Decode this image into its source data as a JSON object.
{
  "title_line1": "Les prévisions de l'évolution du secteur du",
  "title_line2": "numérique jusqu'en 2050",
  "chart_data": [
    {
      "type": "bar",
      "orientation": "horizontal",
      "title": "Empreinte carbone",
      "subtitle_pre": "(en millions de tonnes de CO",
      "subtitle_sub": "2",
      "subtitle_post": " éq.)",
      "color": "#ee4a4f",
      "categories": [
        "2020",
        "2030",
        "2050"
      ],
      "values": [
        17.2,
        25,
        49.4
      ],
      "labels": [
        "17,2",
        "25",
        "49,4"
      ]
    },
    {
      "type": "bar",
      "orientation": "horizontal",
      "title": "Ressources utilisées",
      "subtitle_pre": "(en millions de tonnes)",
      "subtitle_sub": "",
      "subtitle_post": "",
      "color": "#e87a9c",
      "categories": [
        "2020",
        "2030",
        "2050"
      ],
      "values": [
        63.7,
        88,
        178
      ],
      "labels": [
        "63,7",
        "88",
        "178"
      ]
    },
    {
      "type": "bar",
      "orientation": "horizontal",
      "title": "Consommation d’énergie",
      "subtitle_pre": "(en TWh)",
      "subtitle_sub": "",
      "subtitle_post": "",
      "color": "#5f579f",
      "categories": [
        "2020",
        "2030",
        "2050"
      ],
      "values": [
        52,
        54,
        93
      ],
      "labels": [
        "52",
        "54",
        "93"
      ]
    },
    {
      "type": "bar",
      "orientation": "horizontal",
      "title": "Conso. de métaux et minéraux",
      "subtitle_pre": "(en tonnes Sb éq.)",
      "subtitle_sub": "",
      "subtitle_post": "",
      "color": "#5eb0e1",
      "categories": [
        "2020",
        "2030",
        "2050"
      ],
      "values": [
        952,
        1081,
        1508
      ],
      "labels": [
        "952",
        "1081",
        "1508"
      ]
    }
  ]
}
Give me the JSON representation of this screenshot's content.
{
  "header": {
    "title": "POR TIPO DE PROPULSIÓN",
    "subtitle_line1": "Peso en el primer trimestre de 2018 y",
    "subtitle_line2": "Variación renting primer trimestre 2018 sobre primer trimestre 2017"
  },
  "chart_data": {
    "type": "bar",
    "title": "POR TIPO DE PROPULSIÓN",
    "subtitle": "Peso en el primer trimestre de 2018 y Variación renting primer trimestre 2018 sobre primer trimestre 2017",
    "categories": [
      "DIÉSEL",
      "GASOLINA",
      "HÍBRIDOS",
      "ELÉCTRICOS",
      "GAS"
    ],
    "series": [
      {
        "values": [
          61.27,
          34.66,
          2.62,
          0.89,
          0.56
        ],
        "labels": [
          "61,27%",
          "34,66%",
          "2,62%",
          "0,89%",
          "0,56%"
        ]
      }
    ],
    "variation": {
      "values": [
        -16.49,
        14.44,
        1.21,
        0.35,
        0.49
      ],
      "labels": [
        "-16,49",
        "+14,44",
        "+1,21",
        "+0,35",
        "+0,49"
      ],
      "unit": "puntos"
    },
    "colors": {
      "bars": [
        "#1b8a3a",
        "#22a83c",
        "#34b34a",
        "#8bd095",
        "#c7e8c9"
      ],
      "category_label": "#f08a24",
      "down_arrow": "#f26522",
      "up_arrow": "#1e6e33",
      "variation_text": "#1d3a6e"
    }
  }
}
============================================================
- EXERCISE TASK: List every line from the entries above in which "renting" appears.

- SOLUTION:
    "subtitle_line2": "Variación renting primer trimestre 2018 sobre primer trimestre 2017"
    "subtitle": "Peso en el primer trimestre de 2018 y Variación renting primer trimestre 2018 sobre primer trimestre 2017",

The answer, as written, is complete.